Exercise details -
Produce an exact copy of all the data below, dropping every image.

-- BEGIN Exercise input --

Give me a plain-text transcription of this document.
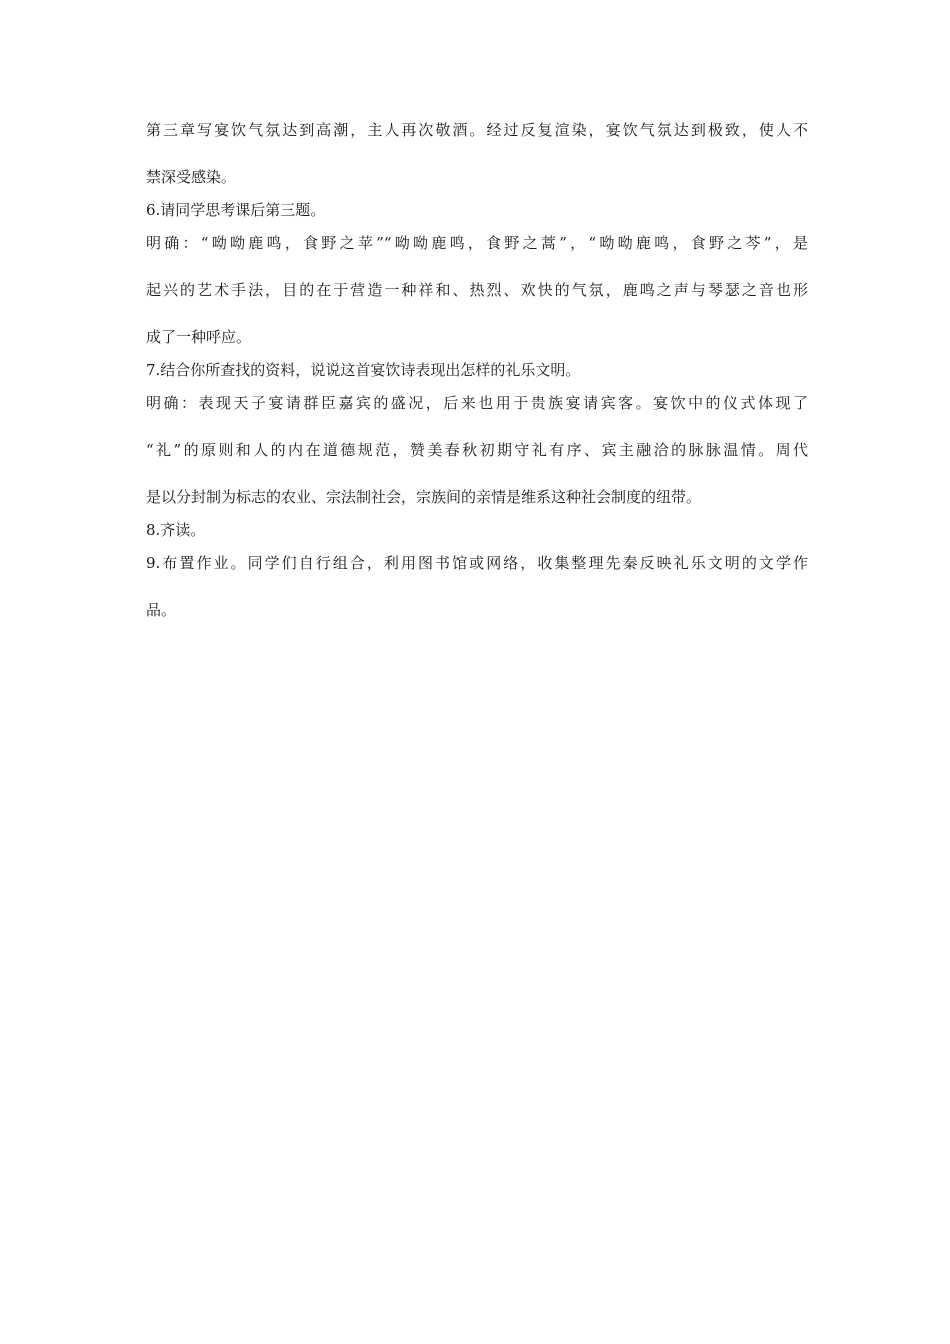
第三章写宴饮气氛达到高潮，主人再次敬酒。经过反复渲染，宴饮气氛达到极致，使人不
禁深受感染。
6.请同学思考课后第三题。
明确：“呦呦鹿鸣，食野之苹”“呦呦鹿鸣，食野之蒿”，“呦呦鹿鸣，食野之芩”，是
起兴的艺术手法，目的在于营造一种祥和、热烈、欢快的气氛，鹿鸣之声与琴瑟之音也形
成了一种呼应。
7.结合你所查找的资料，说说这首宴饮诗表现出怎样的礼乐文明。
明确：表现天子宴请群臣嘉宾的盛况，后来也用于贵族宴请宾客。宴饮中的仪式体现了
“礼”的原则和人的内在道德规范，赞美春秋初期守礼有序、宾主融洽的脉脉温情。周代
是以分封制为标志的农业、宗法制社会，宗族间的亲情是维系这种社会制度的纽带。
8.齐读。
9.布置作业。同学们自行组合，利用图书馆或网络，收集整理先秦反映礼乐文明的文学作
品。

-- END Exercise input --

Written reply -
Give me a plain-text transcription of this document.
第三章写宴饮气氛达到高潮，主人再次敬酒。经过反复渲染，宴饮气氛达到极致，使人不
禁深受感染。
6.请同学思考课后第三题。
明确：“呦呦鹿鸣，食野之苹”“呦呦鹿鸣，食野之蒿”，“呦呦鹿鸣，食野之芩”，是
起兴的艺术手法，目的在于营造一种祥和、热烈、欢快的气氛，鹿鸣之声与琴瑟之音也形
成了一种呼应。
7.结合你所查找的资料，说说这首宴饮诗表现出怎样的礼乐文明。
明确：表现天子宴请群臣嘉宾的盛况，后来也用于贵族宴请宾客。宴饮中的仪式体现了
“礼”的原则和人的内在道德规范，赞美春秋初期守礼有序、宾主融洽的脉脉温情。周代
是以分封制为标志的农业、宗法制社会，宗族间的亲情是维系这种社会制度的纽带。
8.齐读。
9.布置作业。同学们自行组合，利用图书馆或网络，收集整理先秦反映礼乐文明的文学作
品。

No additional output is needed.